TASK TO CARRY OUT -> Only a number is wanted here: the number of lines of the data that include "para".

DATA FOR THE TASK ->
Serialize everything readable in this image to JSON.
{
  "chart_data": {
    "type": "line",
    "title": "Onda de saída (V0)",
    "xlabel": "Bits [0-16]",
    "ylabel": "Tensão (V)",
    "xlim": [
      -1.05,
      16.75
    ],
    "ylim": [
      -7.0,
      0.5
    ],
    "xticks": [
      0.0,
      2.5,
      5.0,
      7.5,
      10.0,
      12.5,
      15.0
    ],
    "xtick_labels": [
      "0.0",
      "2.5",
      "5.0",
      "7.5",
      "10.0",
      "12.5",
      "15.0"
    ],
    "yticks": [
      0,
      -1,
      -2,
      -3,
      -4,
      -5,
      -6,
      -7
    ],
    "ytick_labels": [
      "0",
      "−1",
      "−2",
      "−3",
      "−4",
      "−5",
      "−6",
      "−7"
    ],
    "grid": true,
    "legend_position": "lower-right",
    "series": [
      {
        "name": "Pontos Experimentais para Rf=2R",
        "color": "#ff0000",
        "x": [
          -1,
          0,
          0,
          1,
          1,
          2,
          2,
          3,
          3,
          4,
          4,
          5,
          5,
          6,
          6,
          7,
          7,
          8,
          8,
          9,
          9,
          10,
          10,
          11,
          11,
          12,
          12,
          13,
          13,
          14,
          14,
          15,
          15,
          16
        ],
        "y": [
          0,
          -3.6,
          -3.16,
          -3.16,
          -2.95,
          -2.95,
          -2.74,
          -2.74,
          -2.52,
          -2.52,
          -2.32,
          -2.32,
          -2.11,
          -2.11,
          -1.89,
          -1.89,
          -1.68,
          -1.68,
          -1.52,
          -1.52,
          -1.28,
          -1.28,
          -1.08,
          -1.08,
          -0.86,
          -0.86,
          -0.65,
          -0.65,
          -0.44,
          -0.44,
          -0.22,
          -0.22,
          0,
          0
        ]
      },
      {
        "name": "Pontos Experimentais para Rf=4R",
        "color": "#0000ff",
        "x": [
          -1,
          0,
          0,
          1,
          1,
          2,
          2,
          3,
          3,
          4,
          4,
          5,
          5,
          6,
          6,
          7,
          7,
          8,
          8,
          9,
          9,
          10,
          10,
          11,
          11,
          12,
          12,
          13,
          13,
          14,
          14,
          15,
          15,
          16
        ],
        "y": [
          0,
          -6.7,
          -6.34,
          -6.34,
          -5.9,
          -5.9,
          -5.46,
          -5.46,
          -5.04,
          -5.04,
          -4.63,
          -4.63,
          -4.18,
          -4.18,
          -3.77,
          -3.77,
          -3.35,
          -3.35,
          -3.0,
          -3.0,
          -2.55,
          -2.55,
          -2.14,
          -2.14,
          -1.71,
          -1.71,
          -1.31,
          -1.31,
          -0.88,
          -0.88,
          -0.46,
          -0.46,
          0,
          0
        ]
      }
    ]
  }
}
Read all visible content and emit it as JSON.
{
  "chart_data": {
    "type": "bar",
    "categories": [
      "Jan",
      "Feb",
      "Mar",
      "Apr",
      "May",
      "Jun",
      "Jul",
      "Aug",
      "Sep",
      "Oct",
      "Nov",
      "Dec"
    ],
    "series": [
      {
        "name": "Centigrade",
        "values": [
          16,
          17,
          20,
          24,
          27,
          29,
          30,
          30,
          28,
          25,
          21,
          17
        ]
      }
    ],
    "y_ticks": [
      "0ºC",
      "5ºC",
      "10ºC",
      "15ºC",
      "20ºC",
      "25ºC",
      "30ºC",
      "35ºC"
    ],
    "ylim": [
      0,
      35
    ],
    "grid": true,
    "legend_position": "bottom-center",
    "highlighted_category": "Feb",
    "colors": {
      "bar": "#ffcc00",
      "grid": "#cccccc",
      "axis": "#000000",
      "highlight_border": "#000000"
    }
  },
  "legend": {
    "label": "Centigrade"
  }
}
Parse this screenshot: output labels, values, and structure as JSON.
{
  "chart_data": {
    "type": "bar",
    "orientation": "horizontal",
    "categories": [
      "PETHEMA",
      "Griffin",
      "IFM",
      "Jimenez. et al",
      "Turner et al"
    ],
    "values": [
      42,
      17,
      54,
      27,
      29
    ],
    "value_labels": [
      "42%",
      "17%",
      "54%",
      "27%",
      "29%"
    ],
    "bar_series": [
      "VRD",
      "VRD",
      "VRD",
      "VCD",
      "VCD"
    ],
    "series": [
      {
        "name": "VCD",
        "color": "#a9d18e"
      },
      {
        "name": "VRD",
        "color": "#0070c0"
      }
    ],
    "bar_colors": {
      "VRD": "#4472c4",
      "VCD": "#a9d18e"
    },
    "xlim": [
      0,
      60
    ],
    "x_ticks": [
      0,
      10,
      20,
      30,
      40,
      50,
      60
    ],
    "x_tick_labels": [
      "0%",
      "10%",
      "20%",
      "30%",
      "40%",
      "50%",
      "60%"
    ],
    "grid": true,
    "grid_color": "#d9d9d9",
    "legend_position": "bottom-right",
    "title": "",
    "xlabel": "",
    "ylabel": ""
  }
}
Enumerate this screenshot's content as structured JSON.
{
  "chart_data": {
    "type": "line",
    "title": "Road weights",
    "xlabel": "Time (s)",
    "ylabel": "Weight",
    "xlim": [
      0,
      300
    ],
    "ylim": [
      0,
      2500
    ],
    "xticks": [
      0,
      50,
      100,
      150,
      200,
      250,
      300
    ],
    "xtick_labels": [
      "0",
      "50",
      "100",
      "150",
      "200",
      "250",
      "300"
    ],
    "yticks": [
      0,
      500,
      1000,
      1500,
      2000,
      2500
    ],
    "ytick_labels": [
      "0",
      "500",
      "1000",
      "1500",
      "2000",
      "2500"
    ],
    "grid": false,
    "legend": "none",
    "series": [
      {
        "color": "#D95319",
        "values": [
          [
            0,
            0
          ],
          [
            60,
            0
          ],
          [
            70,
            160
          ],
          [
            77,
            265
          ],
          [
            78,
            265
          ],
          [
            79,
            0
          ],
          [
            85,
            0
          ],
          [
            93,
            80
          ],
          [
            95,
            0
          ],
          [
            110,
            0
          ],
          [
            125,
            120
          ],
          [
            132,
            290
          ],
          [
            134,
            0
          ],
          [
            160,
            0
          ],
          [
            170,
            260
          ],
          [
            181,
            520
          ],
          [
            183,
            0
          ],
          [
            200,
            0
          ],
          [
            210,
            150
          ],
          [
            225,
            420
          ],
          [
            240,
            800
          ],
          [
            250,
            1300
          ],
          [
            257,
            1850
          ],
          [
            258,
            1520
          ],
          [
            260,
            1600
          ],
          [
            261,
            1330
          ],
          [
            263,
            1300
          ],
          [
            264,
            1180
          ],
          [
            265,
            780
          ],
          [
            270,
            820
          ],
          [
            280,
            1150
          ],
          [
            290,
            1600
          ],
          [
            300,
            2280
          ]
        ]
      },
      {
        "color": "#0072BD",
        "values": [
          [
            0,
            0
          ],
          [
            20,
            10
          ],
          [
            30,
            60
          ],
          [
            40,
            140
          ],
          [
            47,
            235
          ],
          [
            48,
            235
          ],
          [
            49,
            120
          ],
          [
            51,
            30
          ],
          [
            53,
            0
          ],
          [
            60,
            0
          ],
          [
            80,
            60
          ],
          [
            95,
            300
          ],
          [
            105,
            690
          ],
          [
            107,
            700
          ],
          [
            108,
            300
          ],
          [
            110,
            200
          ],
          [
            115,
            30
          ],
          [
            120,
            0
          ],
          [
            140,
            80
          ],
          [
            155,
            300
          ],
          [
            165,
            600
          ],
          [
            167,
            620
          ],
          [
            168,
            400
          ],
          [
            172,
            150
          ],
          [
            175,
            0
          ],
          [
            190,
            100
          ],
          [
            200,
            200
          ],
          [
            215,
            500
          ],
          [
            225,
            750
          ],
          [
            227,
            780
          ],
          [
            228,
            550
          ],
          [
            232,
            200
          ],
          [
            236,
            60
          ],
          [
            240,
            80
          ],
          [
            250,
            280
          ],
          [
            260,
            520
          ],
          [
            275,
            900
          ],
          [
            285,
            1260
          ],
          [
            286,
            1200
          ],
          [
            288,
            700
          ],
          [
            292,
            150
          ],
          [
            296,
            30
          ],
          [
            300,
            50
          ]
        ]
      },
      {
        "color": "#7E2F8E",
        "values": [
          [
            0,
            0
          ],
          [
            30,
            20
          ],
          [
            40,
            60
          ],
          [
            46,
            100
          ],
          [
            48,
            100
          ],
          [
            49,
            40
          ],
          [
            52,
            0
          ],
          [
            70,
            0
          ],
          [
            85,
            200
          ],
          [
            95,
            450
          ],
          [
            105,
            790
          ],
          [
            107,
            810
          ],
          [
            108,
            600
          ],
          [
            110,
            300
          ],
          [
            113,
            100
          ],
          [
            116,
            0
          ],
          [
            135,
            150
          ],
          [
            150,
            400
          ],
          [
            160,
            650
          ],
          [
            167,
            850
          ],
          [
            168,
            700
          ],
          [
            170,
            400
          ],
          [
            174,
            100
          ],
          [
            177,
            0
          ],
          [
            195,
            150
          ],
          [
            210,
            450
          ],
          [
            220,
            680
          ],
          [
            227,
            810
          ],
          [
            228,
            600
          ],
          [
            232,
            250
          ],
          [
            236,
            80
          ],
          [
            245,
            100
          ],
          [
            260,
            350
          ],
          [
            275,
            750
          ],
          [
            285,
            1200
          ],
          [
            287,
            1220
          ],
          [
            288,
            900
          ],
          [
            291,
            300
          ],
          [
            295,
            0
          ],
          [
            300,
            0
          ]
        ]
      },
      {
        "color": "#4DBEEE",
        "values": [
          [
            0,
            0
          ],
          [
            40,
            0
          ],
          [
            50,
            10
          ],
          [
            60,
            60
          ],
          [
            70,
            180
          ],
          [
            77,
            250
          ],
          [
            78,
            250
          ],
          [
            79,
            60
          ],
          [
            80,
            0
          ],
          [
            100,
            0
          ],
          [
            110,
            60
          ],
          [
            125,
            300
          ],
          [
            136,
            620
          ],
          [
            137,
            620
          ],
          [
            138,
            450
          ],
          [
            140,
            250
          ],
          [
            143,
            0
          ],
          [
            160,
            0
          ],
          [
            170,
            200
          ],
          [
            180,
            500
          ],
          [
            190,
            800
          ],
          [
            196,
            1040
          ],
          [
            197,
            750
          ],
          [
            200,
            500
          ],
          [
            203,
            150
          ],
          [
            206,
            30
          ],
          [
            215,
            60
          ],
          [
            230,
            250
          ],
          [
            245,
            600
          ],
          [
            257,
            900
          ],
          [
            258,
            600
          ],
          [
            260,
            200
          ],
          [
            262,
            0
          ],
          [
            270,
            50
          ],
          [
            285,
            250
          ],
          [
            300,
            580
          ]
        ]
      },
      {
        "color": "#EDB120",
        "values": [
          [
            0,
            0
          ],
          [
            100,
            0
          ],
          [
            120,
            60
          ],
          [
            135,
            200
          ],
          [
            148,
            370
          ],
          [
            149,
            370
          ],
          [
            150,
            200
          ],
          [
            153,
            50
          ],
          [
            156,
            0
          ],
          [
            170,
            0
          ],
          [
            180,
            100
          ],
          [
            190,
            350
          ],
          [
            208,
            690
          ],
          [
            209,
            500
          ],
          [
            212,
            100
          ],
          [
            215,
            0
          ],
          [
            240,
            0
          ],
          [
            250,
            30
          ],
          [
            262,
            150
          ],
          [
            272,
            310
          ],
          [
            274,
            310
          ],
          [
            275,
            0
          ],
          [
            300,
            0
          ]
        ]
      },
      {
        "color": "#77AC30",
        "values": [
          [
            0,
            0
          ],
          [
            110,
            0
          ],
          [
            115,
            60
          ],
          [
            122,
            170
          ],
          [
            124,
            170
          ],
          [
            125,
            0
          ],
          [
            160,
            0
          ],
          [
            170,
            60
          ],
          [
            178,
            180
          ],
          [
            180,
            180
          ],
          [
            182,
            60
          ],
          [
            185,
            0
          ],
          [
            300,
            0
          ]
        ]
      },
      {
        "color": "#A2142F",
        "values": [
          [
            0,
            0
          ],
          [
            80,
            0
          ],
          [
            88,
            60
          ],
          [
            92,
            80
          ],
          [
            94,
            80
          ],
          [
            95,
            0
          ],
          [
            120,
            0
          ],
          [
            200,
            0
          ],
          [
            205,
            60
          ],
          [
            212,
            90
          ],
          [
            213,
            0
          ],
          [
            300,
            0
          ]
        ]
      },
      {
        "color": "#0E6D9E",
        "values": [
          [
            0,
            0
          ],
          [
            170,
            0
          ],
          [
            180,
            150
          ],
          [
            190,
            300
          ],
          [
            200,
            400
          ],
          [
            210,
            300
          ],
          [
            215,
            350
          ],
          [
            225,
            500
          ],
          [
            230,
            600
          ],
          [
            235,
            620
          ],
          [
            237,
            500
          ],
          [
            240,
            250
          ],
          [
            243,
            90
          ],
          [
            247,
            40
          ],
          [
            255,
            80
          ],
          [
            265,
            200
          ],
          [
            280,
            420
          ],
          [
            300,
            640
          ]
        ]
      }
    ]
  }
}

REPLY TO THE TASK -> 2